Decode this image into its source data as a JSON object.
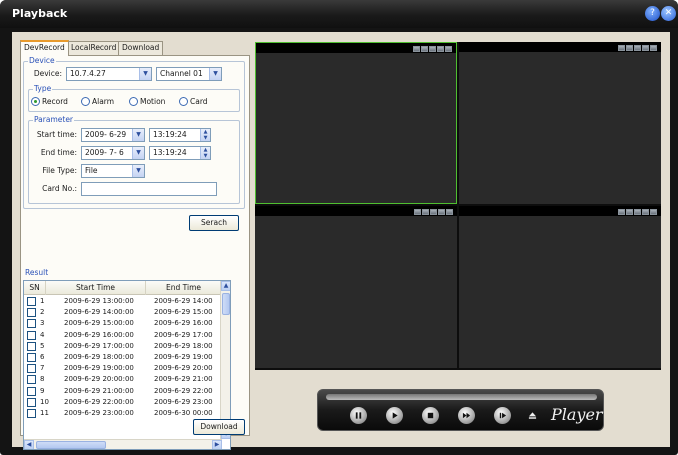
{
  "window": {
    "title": "Playback"
  },
  "tabs": [
    "DevRecord",
    "LocalRecord",
    "Download"
  ],
  "device": {
    "legend": "Device",
    "device_label": "Device:",
    "device_value": "10.7.4.27",
    "channel_value": "Channel 01",
    "type_legend": "Type",
    "types": [
      "Record",
      "Alarm",
      "Motion",
      "Card"
    ],
    "selected_type": "Record",
    "param_legend": "Parameter",
    "start_label": "Start time:",
    "start_date": "2009- 6-29",
    "start_time": "13:19:24",
    "end_label": "End time:",
    "end_date": "2009- 7- 6",
    "end_time": "13:19:24",
    "filetype_label": "File Type:",
    "filetype_value": "File",
    "cardno_label": "Card No.:",
    "cardno_value": "",
    "search_label": "Serach"
  },
  "result": {
    "legend": "Result",
    "columns": [
      "SN",
      "Start Time",
      "End Time"
    ],
    "rows": [
      {
        "sn": "1",
        "start": "2009-6-29 13:00:00",
        "end": "2009-6-29 14:00"
      },
      {
        "sn": "2",
        "start": "2009-6-29 14:00:00",
        "end": "2009-6-29 15:00"
      },
      {
        "sn": "3",
        "start": "2009-6-29 15:00:00",
        "end": "2009-6-29 16:00"
      },
      {
        "sn": "4",
        "start": "2009-6-29 16:00:00",
        "end": "2009-6-29 17:00"
      },
      {
        "sn": "5",
        "start": "2009-6-29 17:00:00",
        "end": "2009-6-29 18:00"
      },
      {
        "sn": "6",
        "start": "2009-6-29 18:00:00",
        "end": "2009-6-29 19:00"
      },
      {
        "sn": "7",
        "start": "2009-6-29 19:00:00",
        "end": "2009-6-29 20:00"
      },
      {
        "sn": "8",
        "start": "2009-6-29 20:00:00",
        "end": "2009-6-29 21:00"
      },
      {
        "sn": "9",
        "start": "2009-6-29 21:00:00",
        "end": "2009-6-29 22:00"
      },
      {
        "sn": "10",
        "start": "2009-6-29 22:00:00",
        "end": "2009-6-29 23:00"
      },
      {
        "sn": "11",
        "start": "2009-6-29 23:00:00",
        "end": "2009-6-30 00:00"
      }
    ],
    "download_label": "Download"
  },
  "video": {
    "pane_tools": [
      "snapshot-icon",
      "record-icon",
      "zoom-icon",
      "audio-icon",
      "close-icon"
    ],
    "active_border_color": "#4fbf30"
  },
  "player": {
    "logo": "Player",
    "buttons": [
      "pause-icon",
      "play-icon",
      "stop-icon",
      "fast-forward-icon",
      "step-forward-icon",
      "eject-icon"
    ]
  }
}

______

Description of the task:
From the listing above, collect every line that mentions the word "File".

In response:
    "filetype_label": "File Type:",
    "filetype_value": "File",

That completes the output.